[Begin Information given]
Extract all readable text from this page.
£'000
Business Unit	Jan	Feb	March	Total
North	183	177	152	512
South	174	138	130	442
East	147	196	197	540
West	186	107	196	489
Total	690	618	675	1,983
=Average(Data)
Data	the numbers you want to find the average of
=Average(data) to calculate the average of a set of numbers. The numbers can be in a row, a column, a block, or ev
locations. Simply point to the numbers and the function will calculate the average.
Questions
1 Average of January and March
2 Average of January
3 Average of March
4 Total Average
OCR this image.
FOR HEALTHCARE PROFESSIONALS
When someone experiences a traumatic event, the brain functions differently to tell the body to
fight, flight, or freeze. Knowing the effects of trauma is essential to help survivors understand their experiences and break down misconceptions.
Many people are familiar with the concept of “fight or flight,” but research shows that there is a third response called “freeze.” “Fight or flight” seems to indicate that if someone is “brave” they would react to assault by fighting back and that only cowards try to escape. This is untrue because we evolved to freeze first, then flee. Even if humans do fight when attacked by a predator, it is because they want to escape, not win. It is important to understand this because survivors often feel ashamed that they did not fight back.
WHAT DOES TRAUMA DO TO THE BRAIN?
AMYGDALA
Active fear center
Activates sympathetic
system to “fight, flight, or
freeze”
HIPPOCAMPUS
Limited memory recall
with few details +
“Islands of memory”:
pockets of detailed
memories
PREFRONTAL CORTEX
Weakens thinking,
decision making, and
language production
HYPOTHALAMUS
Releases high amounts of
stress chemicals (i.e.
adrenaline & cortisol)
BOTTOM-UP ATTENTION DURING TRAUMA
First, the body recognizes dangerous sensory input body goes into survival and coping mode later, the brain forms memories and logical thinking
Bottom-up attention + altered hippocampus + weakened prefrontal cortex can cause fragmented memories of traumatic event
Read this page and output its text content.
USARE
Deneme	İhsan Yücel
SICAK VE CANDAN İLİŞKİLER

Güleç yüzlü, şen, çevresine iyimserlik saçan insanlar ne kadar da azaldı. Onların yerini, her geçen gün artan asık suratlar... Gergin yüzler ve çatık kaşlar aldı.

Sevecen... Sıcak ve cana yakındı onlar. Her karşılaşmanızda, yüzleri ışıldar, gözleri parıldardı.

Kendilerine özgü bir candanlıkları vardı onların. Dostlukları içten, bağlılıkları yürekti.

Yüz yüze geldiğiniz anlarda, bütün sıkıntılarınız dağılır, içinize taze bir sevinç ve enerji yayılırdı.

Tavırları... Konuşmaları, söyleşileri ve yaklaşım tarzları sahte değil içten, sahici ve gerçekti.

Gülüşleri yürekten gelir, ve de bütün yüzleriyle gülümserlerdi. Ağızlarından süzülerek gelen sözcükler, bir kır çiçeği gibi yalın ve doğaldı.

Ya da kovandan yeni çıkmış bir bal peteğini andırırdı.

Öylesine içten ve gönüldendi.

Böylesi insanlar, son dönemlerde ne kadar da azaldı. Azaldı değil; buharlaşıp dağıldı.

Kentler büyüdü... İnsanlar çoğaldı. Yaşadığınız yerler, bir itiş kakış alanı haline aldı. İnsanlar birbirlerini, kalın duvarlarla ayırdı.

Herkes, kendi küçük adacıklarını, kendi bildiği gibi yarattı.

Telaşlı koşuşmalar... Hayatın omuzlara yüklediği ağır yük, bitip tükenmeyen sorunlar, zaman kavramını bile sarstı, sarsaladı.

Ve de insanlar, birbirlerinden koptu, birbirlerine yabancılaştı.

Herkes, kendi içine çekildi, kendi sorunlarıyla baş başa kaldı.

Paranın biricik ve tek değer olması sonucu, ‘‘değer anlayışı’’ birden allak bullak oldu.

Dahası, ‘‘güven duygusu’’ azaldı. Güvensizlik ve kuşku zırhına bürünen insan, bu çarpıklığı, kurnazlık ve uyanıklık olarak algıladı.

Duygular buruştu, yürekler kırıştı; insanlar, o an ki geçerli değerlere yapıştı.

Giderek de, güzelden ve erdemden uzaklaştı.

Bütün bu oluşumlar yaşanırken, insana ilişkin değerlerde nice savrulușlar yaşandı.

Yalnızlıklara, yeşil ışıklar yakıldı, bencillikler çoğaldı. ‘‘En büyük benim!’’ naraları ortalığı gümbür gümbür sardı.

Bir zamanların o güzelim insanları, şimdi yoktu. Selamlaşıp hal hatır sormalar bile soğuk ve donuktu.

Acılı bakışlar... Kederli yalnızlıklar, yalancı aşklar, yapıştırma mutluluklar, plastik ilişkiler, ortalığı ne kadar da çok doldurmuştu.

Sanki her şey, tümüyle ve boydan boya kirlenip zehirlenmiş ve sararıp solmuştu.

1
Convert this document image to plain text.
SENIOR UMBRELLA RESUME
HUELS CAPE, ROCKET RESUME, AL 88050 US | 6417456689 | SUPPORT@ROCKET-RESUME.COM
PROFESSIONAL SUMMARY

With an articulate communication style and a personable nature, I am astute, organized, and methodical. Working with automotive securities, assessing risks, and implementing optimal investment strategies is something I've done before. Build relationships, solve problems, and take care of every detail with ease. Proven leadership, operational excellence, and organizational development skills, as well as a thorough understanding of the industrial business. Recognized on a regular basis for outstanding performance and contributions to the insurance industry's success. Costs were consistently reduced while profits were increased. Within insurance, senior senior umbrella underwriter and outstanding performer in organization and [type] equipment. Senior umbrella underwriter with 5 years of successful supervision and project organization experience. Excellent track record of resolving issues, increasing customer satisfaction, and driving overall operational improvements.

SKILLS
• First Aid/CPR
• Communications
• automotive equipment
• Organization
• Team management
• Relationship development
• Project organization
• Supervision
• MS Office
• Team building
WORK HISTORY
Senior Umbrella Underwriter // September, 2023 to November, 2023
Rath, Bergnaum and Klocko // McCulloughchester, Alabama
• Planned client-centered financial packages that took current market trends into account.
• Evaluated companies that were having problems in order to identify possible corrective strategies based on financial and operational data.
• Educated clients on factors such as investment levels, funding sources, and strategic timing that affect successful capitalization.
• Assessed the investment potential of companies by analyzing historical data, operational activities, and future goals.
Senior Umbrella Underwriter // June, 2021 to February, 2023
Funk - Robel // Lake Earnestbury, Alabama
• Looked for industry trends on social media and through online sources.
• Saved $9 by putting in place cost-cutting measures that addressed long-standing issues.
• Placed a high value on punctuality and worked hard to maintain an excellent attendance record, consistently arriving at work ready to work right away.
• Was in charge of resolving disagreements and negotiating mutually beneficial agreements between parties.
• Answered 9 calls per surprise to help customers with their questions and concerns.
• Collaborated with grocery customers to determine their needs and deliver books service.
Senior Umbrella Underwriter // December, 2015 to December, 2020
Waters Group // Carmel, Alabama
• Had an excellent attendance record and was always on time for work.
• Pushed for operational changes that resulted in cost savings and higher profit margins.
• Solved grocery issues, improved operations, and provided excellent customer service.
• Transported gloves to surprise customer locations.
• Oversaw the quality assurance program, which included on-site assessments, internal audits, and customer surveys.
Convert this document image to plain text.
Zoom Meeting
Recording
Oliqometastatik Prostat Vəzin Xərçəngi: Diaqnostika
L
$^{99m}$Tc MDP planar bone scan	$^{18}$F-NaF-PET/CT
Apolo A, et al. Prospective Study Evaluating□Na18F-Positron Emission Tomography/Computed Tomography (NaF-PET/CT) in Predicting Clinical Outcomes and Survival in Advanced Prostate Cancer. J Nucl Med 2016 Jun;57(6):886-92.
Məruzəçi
[End Information given]
Reproduce the full set of records precisely.

Extract all readable text from this page.
£'000
Business Unit	Jan	Feb	March	Total
North	183	177	152	512
South	174	138	130	442
East	147	196	197	540
West	186	107	196	489
Total	690	618	675	1,983
=Average(Data)
Data	the numbers you want to find the average of
=Average(data) to calculate the average of a set of numbers. The numbers can be in a row, a column, a block, or ev
locations. Simply point to the numbers and the function will calculate the average.
Questions
1 Average of January and March
2 Average of January
3 Average of March
4 Total Average
OCR this image.
FOR HEALTHCARE PROFESSIONALS
When someone experiences a traumatic event, the brain functions differently to tell the body to
fight, flight, or freeze. Knowing the effects of trauma is essential to help survivors understand their experiences and break down misconceptions.
Many people are familiar with the concept of “fight or flight,” but research shows that there is a third response called “freeze.” “Fight or flight” seems to indicate that if someone is “brave” they would react to assault by fighting back and that only cowards try to escape. This is untrue because we evolved to freeze first, then flee. Even if humans do fight when attacked by a predator, it is because they want to escape, not win. It is important to understand this because survivors often feel ashamed that they did not fight back.
WHAT DOES TRAUMA DO TO THE BRAIN?
AMYGDALA
Active fear center
Activates sympathetic
system to “fight, flight, or
freeze”
HIPPOCAMPUS
Limited memory recall
with few details +
“Islands of memory”:
pockets of detailed
memories
PREFRONTAL CORTEX
Weakens thinking,
decision making, and
language production
HYPOTHALAMUS
Releases high amounts of
stress chemicals (i.e.
adrenaline & cortisol)
BOTTOM-UP ATTENTION DURING TRAUMA
First, the body recognizes dangerous sensory input body goes into survival and coping mode later, the brain forms memories and logical thinking
Bottom-up attention + altered hippocampus + weakened prefrontal cortex can cause fragmented memories of traumatic event
Read this page and output its text content.
USARE
Deneme	İhsan Yücel
SICAK VE CANDAN İLİŞKİLER

Güleç yüzlü, şen, çevresine iyimserlik saçan insanlar ne kadar da azaldı. Onların yerini, her geçen gün artan asık suratlar... Gergin yüzler ve çatık kaşlar aldı.

Sevecen... Sıcak ve cana yakındı onlar. Her karşılaşmanızda, yüzleri ışıldar, gözleri parıldardı.

Kendilerine özgü bir candanlıkları vardı onların. Dostlukları içten, bağlılıkları yürekti.

Yüz yüze geldiğiniz anlarda, bütün sıkıntılarınız dağılır, içinize taze bir sevinç ve enerji yayılırdı.

Tavırları... Konuşmaları, söyleşileri ve yaklaşım tarzları sahte değil içten, sahici ve gerçekti.

Gülüşleri yürekten gelir, ve de bütün yüzleriyle gülümserlerdi. Ağızlarından süzülerek gelen sözcükler, bir kır çiçeği gibi yalın ve doğaldı.

Ya da kovandan yeni çıkmış bir bal peteğini andırırdı.

Öylesine içten ve gönüldendi.

Böylesi insanlar, son dönemlerde ne kadar da azaldı. Azaldı değil; buharlaşıp dağıldı.

Kentler büyüdü... İnsanlar çoğaldı. Yaşadığınız yerler, bir itiş kakış alanı haline aldı. İnsanlar birbirlerini, kalın duvarlarla ayırdı.

Herkes, kendi küçük adacıklarını, kendi bildiği gibi yarattı.

Telaşlı koşuşmalar... Hayatın omuzlara yüklediği ağır yük, bitip tükenmeyen sorunlar, zaman kavramını bile sarstı, sarsaladı.

Ve de insanlar, birbirlerinden koptu, birbirlerine yabancılaştı.

Herkes, kendi içine çekildi, kendi sorunlarıyla baş başa kaldı.

Paranın biricik ve tek değer olması sonucu, ‘‘değer anlayışı’’ birden allak bullak oldu.

Dahası, ‘‘güven duygusu’’ azaldı. Güvensizlik ve kuşku zırhına bürünen insan, bu çarpıklığı, kurnazlık ve uyanıklık olarak algıladı.

Duygular buruştu, yürekler kırıştı; insanlar, o an ki geçerli değerlere yapıştı.

Giderek de, güzelden ve erdemden uzaklaştı.

Bütün bu oluşumlar yaşanırken, insana ilişkin değerlerde nice savrulușlar yaşandı.

Yalnızlıklara, yeşil ışıklar yakıldı, bencillikler çoğaldı. ‘‘En büyük benim!’’ naraları ortalığı gümbür gümbür sardı.

Bir zamanların o güzelim insanları, şimdi yoktu. Selamlaşıp hal hatır sormalar bile soğuk ve donuktu.

Acılı bakışlar... Kederli yalnızlıklar, yalancı aşklar, yapıştırma mutluluklar, plastik ilişkiler, ortalığı ne kadar da çok doldurmuştu.

Sanki her şey, tümüyle ve boydan boya kirlenip zehirlenmiş ve sararıp solmuştu.

1
Convert this document image to plain text.
SENIOR UMBRELLA RESUME
HUELS CAPE, ROCKET RESUME, AL 88050 US | 6417456689 | SUPPORT@ROCKET-RESUME.COM
PROFESSIONAL SUMMARY

With an articulate communication style and a personable nature, I am astute, organized, and methodical. Working with automotive securities, assessing risks, and implementing optimal investment strategies is something I've done before. Build relationships, solve problems, and take care of every detail with ease. Proven leadership, operational excellence, and organizational development skills, as well as a thorough understanding of the industrial business. Recognized on a regular basis for outstanding performance and contributions to the insurance industry's success. Costs were consistently reduced while profits were increased. Within insurance, senior senior umbrella underwriter and outstanding performer in organization and [type] equipment. Senior umbrella underwriter with 5 years of successful supervision and project organization experience. Excellent track record of resolving issues, increasing customer satisfaction, and driving overall operational improvements.

SKILLS
• First Aid/CPR
• Communications
• automotive equipment
• Organization
• Team management
• Relationship development
• Project organization
• Supervision
• MS Office
• Team building
WORK HISTORY
Senior Umbrella Underwriter // September, 2023 to November, 2023
Rath, Bergnaum and Klocko // McCulloughchester, Alabama
• Planned client-centered financial packages that took current market trends into account.
• Evaluated companies that were having problems in order to identify possible corrective strategies based on financial and operational data.
• Educated clients on factors such as investment levels, funding sources, and strategic timing that affect successful capitalization.
• Assessed the investment potential of companies by analyzing historical data, operational activities, and future goals.
Senior Umbrella Underwriter // June, 2021 to February, 2023
Funk - Robel // Lake Earnestbury, Alabama
• Looked for industry trends on social media and through online sources.
• Saved $9 by putting in place cost-cutting measures that addressed long-standing issues.
• Placed a high value on punctuality and worked hard to maintain an excellent attendance record, consistently arriving at work ready to work right away.
• Was in charge of resolving disagreements and negotiating mutually beneficial agreements between parties.
• Answered 9 calls per surprise to help customers with their questions and concerns.
• Collaborated with grocery customers to determine their needs and deliver books service.
Senior Umbrella Underwriter // December, 2015 to December, 2020
Waters Group // Carmel, Alabama
• Had an excellent attendance record and was always on time for work.
• Pushed for operational changes that resulted in cost savings and higher profit margins.
• Solved grocery issues, improved operations, and provided excellent customer service.
• Transported gloves to surprise customer locations.
• Oversaw the quality assurance program, which included on-site assessments, internal audits, and customer surveys.
Convert this document image to plain text.
Zoom Meeting
Recording
Oliqometastatik Prostat Vəzin Xərçəngi: Diaqnostika
L
$^{99m}$Tc MDP planar bone scan	$^{18}$F-NaF-PET/CT
Apolo A, et al. Prospective Study Evaluating□Na18F-Positron Emission Tomography/Computed Tomography (NaF-PET/CT) in Predicting Clinical Outcomes and Survival in Advanced Prostate Cancer. J Nucl Med 2016 Jun;57(6):886-92.
Məruzəçi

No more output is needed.